**YOUR GOAL:** Reproduce each of the rows below verbatim, leaving out the pictures.

Spatial annotation entries:
start

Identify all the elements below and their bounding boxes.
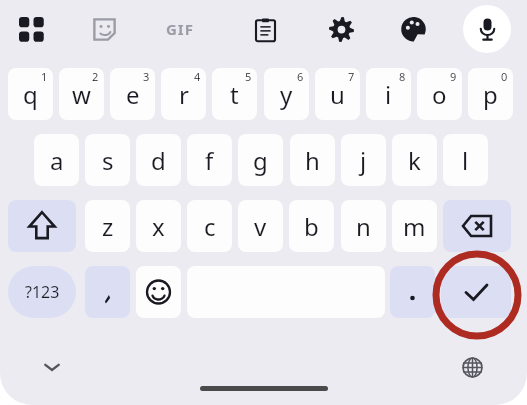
button[interactable]: n <box>341 200 386 252</box>
staticText: ?123 <box>25 281 60 303</box>
button[interactable]: v <box>238 200 283 252</box>
button[interactable]: Settings <box>320 8 362 50</box>
button[interactable]: b <box>289 200 334 252</box>
staticText: y <box>280 78 293 111</box>
button[interactable]: GIF <box>154 12 206 46</box>
button[interactable]: Hide keyboard <box>33 348 71 386</box>
staticText: q <box>23 78 38 111</box>
staticText: d <box>151 144 166 177</box>
staticText: i <box>385 78 392 111</box>
button[interactable]: e <box>110 68 155 120</box>
button[interactable]: Apps <box>10 8 52 50</box>
button[interactable]: t <box>212 68 257 120</box>
button[interactable]: q <box>8 68 53 120</box>
button[interactable]: k <box>392 134 437 186</box>
staticText: z <box>102 210 114 243</box>
button[interactable]: x <box>136 200 181 252</box>
staticText: 6 <box>297 69 304 84</box>
staticText: p <box>483 78 498 111</box>
staticText: w <box>72 78 91 111</box>
button[interactable]: y <box>264 68 309 120</box>
staticText: 0 <box>501 69 508 84</box>
staticText: 1 <box>41 69 48 84</box>
button[interactable]: p <box>468 68 513 120</box>
staticText: c <box>204 210 216 243</box>
staticText: k <box>408 144 421 177</box>
staticText: e <box>126 78 140 111</box>
button[interactable]: g <box>238 134 283 186</box>
button[interactable]: m <box>392 200 437 252</box>
staticText: b <box>304 210 319 243</box>
staticText: 3 <box>143 69 150 84</box>
button[interactable]: Enter <box>441 266 511 318</box>
button[interactable]: h <box>290 134 335 186</box>
staticText: 4 <box>194 69 201 84</box>
staticText: f <box>205 144 214 177</box>
staticText: s <box>102 144 114 177</box>
button[interactable]: Backspace <box>443 200 511 252</box>
staticText: h <box>305 144 320 177</box>
button[interactable]: Clipboard <box>244 8 286 50</box>
button[interactable]: r <box>161 68 206 120</box>
button[interactable]: c <box>187 200 232 252</box>
staticText: t <box>230 78 239 111</box>
button[interactable]: Themes <box>392 8 434 50</box>
staticText: m <box>403 210 426 243</box>
button[interactable]: a <box>34 134 79 186</box>
staticText: 5 <box>245 69 252 84</box>
button[interactable]: Change language <box>453 348 491 386</box>
staticText: r <box>179 78 189 111</box>
staticText: v <box>254 210 267 243</box>
staticText: 9 <box>450 69 457 84</box>
button[interactable]: z <box>85 200 130 252</box>
staticText: x <box>152 210 165 243</box>
staticText: 8 <box>399 69 406 84</box>
button[interactable]: i <box>366 68 411 120</box>
button[interactable]: u <box>315 68 360 120</box>
staticText: GIF <box>166 19 194 39</box>
button[interactable]: ?123 <box>8 266 76 318</box>
button[interactable]: f <box>187 134 232 186</box>
staticText: u <box>330 78 345 111</box>
button[interactable]: l <box>443 134 488 186</box>
staticText: o <box>432 78 447 111</box>
button[interactable]: s <box>85 134 130 186</box>
button[interactable]: o <box>417 68 462 120</box>
button[interactable]: w <box>59 68 104 120</box>
button[interactable]: Comma <box>85 266 130 318</box>
button[interactable]: Emoji <box>136 266 181 318</box>
staticText: 7 <box>348 69 355 84</box>
button[interactable]: j <box>341 134 386 186</box>
button[interactable]: Shift <box>8 200 76 252</box>
button[interactable]: Voice input <box>463 5 511 53</box>
staticText: l <box>462 144 469 177</box>
button[interactable]: d <box>136 134 181 186</box>
button[interactable]: Period <box>390 266 435 318</box>
staticText: 2 <box>92 69 99 84</box>
button[interactable]: Stickers <box>83 8 125 50</box>
staticText: j <box>360 144 367 177</box>
staticText: n <box>356 210 371 243</box>
staticText: g <box>253 144 268 177</box>
staticText: a <box>50 144 64 177</box>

end

**EXPECTED OUTPUT:**
Identify all the elements below and their bounding boxes.
button[interactable]: n <box>341 200 386 252</box>
staticText: ?123 <box>25 281 60 303</box>
button[interactable]: v <box>238 200 283 252</box>
button[interactable]: Settings <box>320 8 362 50</box>
button[interactable]: b <box>289 200 334 252</box>
staticText: y <box>280 78 293 111</box>
button[interactable]: GIF <box>154 12 206 46</box>
button[interactable]: Hide keyboard <box>33 348 71 386</box>
staticText: q <box>23 78 38 111</box>
staticText: d <box>151 144 166 177</box>
staticText: i <box>385 78 392 111</box>
button[interactable]: e <box>110 68 155 120</box>
button[interactable]: Apps <box>10 8 52 50</box>
button[interactable]: t <box>212 68 257 120</box>
button[interactable]: q <box>8 68 53 120</box>
button[interactable]: k <box>392 134 437 186</box>
staticText: z <box>102 210 114 243</box>
button[interactable]: x <box>136 200 181 252</box>
staticText: 6 <box>297 69 304 84</box>
staticText: p <box>483 78 498 111</box>
staticText: w <box>72 78 91 111</box>
button[interactable]: y <box>264 68 309 120</box>
staticText: 0 <box>501 69 508 84</box>
staticText: 1 <box>41 69 48 84</box>
button[interactable]: p <box>468 68 513 120</box>
staticText: c <box>204 210 216 243</box>
staticText: k <box>408 144 421 177</box>
staticText: e <box>126 78 140 111</box>
button[interactable]: g <box>238 134 283 186</box>
button[interactable]: m <box>392 200 437 252</box>
staticText: b <box>304 210 319 243</box>
staticText: 3 <box>143 69 150 84</box>
button[interactable]: Enter <box>441 266 511 318</box>
button[interactable]: h <box>290 134 335 186</box>
staticText: 4 <box>194 69 201 84</box>
staticText: f <box>205 144 214 177</box>
staticText: s <box>102 144 114 177</box>
button[interactable]: Backspace <box>443 200 511 252</box>
staticText: h <box>305 144 320 177</box>
button[interactable]: Clipboard <box>244 8 286 50</box>
button[interactable]: r <box>161 68 206 120</box>
button[interactable]: c <box>187 200 232 252</box>
staticText: t <box>230 78 239 111</box>
button[interactable]: Themes <box>392 8 434 50</box>
staticText: m <box>403 210 426 243</box>
button[interactable]: a <box>34 134 79 186</box>
staticText: 5 <box>245 69 252 84</box>
button[interactable]: Change language <box>453 348 491 386</box>
staticText: r <box>179 78 189 111</box>
staticText: v <box>254 210 267 243</box>
staticText: 9 <box>450 69 457 84</box>
button[interactable]: z <box>85 200 130 252</box>
staticText: x <box>152 210 165 243</box>
staticText: 8 <box>399 69 406 84</box>
button[interactable]: i <box>366 68 411 120</box>
button[interactable]: u <box>315 68 360 120</box>
staticText: GIF <box>166 19 194 39</box>
button[interactable]: ?123 <box>8 266 76 318</box>
button[interactable]: f <box>187 134 232 186</box>
staticText: u <box>330 78 345 111</box>
button[interactable]: l <box>443 134 488 186</box>
staticText: o <box>432 78 447 111</box>
button[interactable]: s <box>85 134 130 186</box>
button[interactable]: o <box>417 68 462 120</box>
button[interactable]: w <box>59 68 104 120</box>
button[interactable]: Comma <box>85 266 130 318</box>
button[interactable]: Emoji <box>136 266 181 318</box>
staticText: 7 <box>348 69 355 84</box>
button[interactable]: j <box>341 134 386 186</box>
button[interactable]: Shift <box>8 200 76 252</box>
button[interactable]: Voice input <box>463 5 511 53</box>
staticText: l <box>462 144 469 177</box>
button[interactable]: d <box>136 134 181 186</box>
button[interactable]: Period <box>390 266 435 318</box>
staticText: 2 <box>92 69 99 84</box>
button[interactable]: Stickers <box>83 8 125 50</box>
staticText: j <box>360 144 367 177</box>
staticText: n <box>356 210 371 243</box>
staticText: g <box>253 144 268 177</box>
staticText: a <box>50 144 64 177</box>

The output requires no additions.